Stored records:
-- -- --

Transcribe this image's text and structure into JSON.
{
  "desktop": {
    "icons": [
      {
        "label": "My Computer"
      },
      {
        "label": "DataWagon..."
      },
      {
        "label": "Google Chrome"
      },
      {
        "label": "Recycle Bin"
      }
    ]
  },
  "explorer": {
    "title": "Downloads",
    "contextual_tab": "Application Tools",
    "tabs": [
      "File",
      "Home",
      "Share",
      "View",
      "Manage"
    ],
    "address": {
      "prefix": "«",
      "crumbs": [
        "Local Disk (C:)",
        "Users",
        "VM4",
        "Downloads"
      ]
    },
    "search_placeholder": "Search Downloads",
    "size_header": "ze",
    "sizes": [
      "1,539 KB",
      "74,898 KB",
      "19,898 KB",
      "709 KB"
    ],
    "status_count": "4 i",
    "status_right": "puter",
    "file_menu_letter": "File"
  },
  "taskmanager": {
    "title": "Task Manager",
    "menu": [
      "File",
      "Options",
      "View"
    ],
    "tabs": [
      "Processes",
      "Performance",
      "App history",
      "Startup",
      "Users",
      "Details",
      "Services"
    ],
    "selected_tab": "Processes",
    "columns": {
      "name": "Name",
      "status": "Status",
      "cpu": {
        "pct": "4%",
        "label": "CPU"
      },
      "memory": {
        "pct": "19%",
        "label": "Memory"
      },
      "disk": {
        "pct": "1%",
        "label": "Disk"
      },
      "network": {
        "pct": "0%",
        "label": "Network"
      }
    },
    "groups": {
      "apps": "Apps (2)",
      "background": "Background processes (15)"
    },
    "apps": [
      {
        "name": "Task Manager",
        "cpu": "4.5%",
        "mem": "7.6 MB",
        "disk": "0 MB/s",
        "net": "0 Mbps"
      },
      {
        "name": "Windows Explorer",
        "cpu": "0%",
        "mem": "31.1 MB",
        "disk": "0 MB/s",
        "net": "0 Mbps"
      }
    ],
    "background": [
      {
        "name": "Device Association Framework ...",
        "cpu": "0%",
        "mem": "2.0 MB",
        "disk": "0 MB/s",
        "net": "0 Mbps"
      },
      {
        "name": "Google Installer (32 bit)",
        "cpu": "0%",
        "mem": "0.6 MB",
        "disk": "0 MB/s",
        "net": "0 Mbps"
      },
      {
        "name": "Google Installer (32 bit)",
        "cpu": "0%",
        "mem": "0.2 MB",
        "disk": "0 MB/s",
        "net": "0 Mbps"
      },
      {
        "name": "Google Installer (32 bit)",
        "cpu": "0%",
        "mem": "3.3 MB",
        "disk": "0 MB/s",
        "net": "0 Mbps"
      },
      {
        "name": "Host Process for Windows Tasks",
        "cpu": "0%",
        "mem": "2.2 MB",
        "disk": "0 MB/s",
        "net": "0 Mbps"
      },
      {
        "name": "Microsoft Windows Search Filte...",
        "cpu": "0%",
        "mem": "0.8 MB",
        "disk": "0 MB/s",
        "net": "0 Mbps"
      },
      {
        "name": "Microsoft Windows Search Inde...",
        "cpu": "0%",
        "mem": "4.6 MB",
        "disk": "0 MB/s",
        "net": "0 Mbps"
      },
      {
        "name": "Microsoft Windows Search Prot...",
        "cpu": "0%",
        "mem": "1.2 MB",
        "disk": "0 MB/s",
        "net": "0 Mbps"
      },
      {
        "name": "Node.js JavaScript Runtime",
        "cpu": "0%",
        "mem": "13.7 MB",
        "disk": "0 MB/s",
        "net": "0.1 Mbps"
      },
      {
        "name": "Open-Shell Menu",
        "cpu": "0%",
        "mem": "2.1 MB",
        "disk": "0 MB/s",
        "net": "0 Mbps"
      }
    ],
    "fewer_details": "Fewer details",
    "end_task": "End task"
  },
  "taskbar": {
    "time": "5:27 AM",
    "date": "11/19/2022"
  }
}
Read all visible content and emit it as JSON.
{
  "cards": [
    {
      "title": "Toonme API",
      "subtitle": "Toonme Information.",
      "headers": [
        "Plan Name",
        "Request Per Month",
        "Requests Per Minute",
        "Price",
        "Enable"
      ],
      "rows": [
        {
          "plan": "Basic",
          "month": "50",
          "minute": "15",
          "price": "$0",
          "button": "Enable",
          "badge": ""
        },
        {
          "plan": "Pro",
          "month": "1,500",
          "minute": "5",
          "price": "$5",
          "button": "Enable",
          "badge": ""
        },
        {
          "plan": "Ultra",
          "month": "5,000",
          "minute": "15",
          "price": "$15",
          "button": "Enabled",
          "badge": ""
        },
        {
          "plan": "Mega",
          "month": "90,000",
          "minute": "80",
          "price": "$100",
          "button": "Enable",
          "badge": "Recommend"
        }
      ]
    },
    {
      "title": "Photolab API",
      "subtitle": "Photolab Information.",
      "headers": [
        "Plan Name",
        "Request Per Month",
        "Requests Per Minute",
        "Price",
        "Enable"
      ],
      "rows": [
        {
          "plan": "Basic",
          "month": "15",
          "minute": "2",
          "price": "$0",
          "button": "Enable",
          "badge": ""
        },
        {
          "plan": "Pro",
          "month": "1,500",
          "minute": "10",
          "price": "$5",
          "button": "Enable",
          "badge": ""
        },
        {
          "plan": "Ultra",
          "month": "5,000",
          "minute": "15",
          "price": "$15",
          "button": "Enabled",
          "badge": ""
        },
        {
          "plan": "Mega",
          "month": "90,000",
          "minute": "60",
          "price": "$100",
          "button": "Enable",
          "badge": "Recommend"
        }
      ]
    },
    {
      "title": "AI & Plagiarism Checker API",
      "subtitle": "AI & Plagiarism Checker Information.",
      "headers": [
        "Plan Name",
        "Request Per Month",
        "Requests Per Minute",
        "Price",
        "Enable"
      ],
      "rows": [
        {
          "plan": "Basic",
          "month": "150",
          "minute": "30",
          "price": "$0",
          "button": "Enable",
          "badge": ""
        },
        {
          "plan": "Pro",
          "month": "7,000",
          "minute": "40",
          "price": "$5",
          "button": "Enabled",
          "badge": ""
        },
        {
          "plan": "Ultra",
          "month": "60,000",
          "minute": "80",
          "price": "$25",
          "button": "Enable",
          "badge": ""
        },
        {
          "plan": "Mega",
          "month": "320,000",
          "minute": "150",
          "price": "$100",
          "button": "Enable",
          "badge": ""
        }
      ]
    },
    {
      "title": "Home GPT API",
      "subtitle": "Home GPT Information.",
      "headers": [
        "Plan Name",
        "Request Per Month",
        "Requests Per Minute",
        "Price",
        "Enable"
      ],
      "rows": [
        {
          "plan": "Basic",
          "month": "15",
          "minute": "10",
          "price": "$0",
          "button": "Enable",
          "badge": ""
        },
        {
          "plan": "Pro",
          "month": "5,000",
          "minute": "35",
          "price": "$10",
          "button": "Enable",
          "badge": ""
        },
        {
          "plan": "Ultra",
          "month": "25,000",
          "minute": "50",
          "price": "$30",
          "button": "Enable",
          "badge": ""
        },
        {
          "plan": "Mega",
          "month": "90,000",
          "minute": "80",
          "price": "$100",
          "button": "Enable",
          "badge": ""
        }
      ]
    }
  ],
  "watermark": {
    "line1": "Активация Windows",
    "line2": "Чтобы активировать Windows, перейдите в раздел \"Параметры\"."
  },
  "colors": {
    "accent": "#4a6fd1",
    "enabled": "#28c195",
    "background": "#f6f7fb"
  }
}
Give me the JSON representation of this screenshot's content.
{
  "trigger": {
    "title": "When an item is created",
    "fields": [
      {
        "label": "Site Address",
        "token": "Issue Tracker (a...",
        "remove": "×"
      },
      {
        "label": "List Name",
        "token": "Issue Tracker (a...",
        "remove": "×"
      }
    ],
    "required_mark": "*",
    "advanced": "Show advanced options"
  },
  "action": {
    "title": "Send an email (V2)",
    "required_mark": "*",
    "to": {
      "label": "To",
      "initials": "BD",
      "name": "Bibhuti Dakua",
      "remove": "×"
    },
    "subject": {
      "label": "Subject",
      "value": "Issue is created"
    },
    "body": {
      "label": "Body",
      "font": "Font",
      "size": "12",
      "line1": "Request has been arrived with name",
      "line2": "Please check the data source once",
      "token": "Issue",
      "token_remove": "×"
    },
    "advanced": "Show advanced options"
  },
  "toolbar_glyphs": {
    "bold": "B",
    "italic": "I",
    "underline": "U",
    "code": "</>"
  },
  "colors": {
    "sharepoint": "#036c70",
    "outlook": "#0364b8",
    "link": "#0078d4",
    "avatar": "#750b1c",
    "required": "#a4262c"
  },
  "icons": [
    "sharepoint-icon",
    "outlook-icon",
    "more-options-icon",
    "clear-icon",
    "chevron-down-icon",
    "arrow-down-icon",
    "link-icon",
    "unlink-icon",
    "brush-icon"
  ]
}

-- -- --

Filter the listing above for the string "Downloads" and copy every matching line.

- [EXERCISE RESPONSE]:
    "title": "Downloads",
        "Downloads"
    "search_placeholder": "Search Downloads",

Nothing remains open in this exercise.